> _RECORDED INFORMATION_
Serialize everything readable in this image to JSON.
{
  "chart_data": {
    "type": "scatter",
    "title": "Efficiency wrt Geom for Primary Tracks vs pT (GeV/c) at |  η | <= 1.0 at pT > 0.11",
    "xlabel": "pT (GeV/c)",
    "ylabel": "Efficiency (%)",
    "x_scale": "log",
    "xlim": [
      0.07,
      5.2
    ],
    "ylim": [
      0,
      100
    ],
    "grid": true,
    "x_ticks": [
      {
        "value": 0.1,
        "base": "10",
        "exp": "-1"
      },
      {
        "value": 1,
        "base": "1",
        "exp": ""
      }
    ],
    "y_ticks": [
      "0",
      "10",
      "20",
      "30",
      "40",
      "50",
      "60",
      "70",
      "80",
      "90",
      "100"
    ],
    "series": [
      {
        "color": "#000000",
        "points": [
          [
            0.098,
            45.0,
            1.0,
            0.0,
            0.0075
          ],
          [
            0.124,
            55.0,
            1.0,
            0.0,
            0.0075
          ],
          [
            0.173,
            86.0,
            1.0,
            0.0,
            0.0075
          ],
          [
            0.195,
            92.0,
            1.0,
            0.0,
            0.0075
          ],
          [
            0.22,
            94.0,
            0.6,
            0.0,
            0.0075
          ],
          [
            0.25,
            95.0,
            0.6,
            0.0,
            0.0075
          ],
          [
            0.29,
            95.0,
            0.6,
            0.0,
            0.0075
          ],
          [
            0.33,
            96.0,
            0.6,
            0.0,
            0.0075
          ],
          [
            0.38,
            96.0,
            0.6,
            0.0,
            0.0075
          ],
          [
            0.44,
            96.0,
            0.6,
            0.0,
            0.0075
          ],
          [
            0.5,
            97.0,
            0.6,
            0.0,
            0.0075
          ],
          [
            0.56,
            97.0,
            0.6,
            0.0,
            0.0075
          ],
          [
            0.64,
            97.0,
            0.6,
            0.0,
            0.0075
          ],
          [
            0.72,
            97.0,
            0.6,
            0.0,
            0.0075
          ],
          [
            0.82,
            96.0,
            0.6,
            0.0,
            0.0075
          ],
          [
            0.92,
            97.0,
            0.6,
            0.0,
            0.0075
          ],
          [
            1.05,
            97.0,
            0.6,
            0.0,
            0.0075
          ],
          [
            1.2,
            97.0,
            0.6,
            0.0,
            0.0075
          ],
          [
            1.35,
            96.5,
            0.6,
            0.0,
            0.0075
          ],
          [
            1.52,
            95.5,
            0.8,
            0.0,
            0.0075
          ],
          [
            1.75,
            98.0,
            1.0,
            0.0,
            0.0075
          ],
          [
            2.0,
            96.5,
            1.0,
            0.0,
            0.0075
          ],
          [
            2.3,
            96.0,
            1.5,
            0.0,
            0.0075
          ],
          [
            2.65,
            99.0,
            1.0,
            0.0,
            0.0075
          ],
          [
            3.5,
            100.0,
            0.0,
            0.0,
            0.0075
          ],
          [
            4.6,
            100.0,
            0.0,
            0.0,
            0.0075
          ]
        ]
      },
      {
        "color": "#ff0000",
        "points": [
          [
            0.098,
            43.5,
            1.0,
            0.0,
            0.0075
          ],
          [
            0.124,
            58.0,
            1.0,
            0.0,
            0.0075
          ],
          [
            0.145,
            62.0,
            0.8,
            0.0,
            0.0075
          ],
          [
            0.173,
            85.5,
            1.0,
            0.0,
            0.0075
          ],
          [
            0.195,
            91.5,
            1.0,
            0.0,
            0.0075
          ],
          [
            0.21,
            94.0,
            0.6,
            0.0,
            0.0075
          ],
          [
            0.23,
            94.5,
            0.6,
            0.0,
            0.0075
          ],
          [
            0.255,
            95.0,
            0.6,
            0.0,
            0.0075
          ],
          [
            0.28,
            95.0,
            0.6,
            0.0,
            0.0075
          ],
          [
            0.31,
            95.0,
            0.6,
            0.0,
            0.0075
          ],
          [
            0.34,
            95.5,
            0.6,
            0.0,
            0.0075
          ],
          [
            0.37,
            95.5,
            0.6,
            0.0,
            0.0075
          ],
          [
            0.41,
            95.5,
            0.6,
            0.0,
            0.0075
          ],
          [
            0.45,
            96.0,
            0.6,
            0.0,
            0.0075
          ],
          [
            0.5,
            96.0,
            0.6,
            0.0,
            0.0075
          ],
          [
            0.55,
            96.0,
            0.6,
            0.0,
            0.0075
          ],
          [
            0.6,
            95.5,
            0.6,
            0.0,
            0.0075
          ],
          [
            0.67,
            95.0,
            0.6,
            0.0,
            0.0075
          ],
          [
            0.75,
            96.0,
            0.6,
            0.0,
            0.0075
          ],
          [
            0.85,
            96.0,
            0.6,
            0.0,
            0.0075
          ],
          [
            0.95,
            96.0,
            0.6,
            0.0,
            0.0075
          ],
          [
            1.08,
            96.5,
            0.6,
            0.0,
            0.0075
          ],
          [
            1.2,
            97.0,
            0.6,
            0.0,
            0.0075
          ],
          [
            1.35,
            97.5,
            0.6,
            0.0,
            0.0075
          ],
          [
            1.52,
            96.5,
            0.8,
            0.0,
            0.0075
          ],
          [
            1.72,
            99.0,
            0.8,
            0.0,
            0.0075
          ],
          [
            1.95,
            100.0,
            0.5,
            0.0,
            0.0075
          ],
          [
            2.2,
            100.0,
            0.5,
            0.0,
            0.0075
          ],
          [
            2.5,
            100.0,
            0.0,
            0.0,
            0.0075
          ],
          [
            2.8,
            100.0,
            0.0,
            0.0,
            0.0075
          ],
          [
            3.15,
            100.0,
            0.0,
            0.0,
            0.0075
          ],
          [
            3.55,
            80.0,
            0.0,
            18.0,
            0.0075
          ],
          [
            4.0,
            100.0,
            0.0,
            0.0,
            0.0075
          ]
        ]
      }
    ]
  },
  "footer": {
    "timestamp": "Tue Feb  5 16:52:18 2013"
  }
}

> _EXERCISE DIRECTIONS_
Send back every record, precisely as written.

> _RESPONSE_
Serialize everything readable in this image to JSON.
{
  "chart_data": {
    "type": "scatter",
    "title": "Efficiency wrt Geom for Primary Tracks vs pT (GeV/c) at |  η | <= 1.0 at pT > 0.11",
    "xlabel": "pT (GeV/c)",
    "ylabel": "Efficiency (%)",
    "x_scale": "log",
    "xlim": [
      0.07,
      5.2
    ],
    "ylim": [
      0,
      100
    ],
    "grid": true,
    "x_ticks": [
      {
        "value": 0.1,
        "base": "10",
        "exp": "-1"
      },
      {
        "value": 1,
        "base": "1",
        "exp": ""
      }
    ],
    "y_ticks": [
      "0",
      "10",
      "20",
      "30",
      "40",
      "50",
      "60",
      "70",
      "80",
      "90",
      "100"
    ],
    "series": [
      {
        "color": "#000000",
        "points": [
          [
            0.098,
            45.0,
            1.0,
            0.0,
            0.0075
          ],
          [
            0.124,
            55.0,
            1.0,
            0.0,
            0.0075
          ],
          [
            0.173,
            86.0,
            1.0,
            0.0,
            0.0075
          ],
          [
            0.195,
            92.0,
            1.0,
            0.0,
            0.0075
          ],
          [
            0.22,
            94.0,
            0.6,
            0.0,
            0.0075
          ],
          [
            0.25,
            95.0,
            0.6,
            0.0,
            0.0075
          ],
          [
            0.29,
            95.0,
            0.6,
            0.0,
            0.0075
          ],
          [
            0.33,
            96.0,
            0.6,
            0.0,
            0.0075
          ],
          [
            0.38,
            96.0,
            0.6,
            0.0,
            0.0075
          ],
          [
            0.44,
            96.0,
            0.6,
            0.0,
            0.0075
          ],
          [
            0.5,
            97.0,
            0.6,
            0.0,
            0.0075
          ],
          [
            0.56,
            97.0,
            0.6,
            0.0,
            0.0075
          ],
          [
            0.64,
            97.0,
            0.6,
            0.0,
            0.0075
          ],
          [
            0.72,
            97.0,
            0.6,
            0.0,
            0.0075
          ],
          [
            0.82,
            96.0,
            0.6,
            0.0,
            0.0075
          ],
          [
            0.92,
            97.0,
            0.6,
            0.0,
            0.0075
          ],
          [
            1.05,
            97.0,
            0.6,
            0.0,
            0.0075
          ],
          [
            1.2,
            97.0,
            0.6,
            0.0,
            0.0075
          ],
          [
            1.35,
            96.5,
            0.6,
            0.0,
            0.0075
          ],
          [
            1.52,
            95.5,
            0.8,
            0.0,
            0.0075
          ],
          [
            1.75,
            98.0,
            1.0,
            0.0,
            0.0075
          ],
          [
            2.0,
            96.5,
            1.0,
            0.0,
            0.0075
          ],
          [
            2.3,
            96.0,
            1.5,
            0.0,
            0.0075
          ],
          [
            2.65,
            99.0,
            1.0,
            0.0,
            0.0075
          ],
          [
            3.5,
            100.0,
            0.0,
            0.0,
            0.0075
          ],
          [
            4.6,
            100.0,
            0.0,
            0.0,
            0.0075
          ]
        ]
      },
      {
        "color": "#ff0000",
        "points": [
          [
            0.098,
            43.5,
            1.0,
            0.0,
            0.0075
          ],
          [
            0.124,
            58.0,
            1.0,
            0.0,
            0.0075
          ],
          [
            0.145,
            62.0,
            0.8,
            0.0,
            0.0075
          ],
          [
            0.173,
            85.5,
            1.0,
            0.0,
            0.0075
          ],
          [
            0.195,
            91.5,
            1.0,
            0.0,
            0.0075
          ],
          [
            0.21,
            94.0,
            0.6,
            0.0,
            0.0075
          ],
          [
            0.23,
            94.5,
            0.6,
            0.0,
            0.0075
          ],
          [
            0.255,
            95.0,
            0.6,
            0.0,
            0.0075
          ],
          [
            0.28,
            95.0,
            0.6,
            0.0,
            0.0075
          ],
          [
            0.31,
            95.0,
            0.6,
            0.0,
            0.0075
          ],
          [
            0.34,
            95.5,
            0.6,
            0.0,
            0.0075
          ],
          [
            0.37,
            95.5,
            0.6,
            0.0,
            0.0075
          ],
          [
            0.41,
            95.5,
            0.6,
            0.0,
            0.0075
          ],
          [
            0.45,
            96.0,
            0.6,
            0.0,
            0.0075
          ],
          [
            0.5,
            96.0,
            0.6,
            0.0,
            0.0075
          ],
          [
            0.55,
            96.0,
            0.6,
            0.0,
            0.0075
          ],
          [
            0.6,
            95.5,
            0.6,
            0.0,
            0.0075
          ],
          [
            0.67,
            95.0,
            0.6,
            0.0,
            0.0075
          ],
          [
            0.75,
            96.0,
            0.6,
            0.0,
            0.0075
          ],
          [
            0.85,
            96.0,
            0.6,
            0.0,
            0.0075
          ],
          [
            0.95,
            96.0,
            0.6,
            0.0,
            0.0075
          ],
          [
            1.08,
            96.5,
            0.6,
            0.0,
            0.0075
          ],
          [
            1.2,
            97.0,
            0.6,
            0.0,
            0.0075
          ],
          [
            1.35,
            97.5,
            0.6,
            0.0,
            0.0075
          ],
          [
            1.52,
            96.5,
            0.8,
            0.0,
            0.0075
          ],
          [
            1.72,
            99.0,
            0.8,
            0.0,
            0.0075
          ],
          [
            1.95,
            100.0,
            0.5,
            0.0,
            0.0075
          ],
          [
            2.2,
            100.0,
            0.5,
            0.0,
            0.0075
          ],
          [
            2.5,
            100.0,
            0.0,
            0.0,
            0.0075
          ],
          [
            2.8,
            100.0,
            0.0,
            0.0,
            0.0075
          ],
          [
            3.15,
            100.0,
            0.0,
            0.0,
            0.0075
          ],
          [
            3.55,
            80.0,
            0.0,
            18.0,
            0.0075
          ],
          [
            4.0,
            100.0,
            0.0,
            0.0,
            0.0075
          ]
        ]
      }
    ]
  },
  "footer": {
    "timestamp": "Tue Feb  5 16:52:18 2013"
  }
}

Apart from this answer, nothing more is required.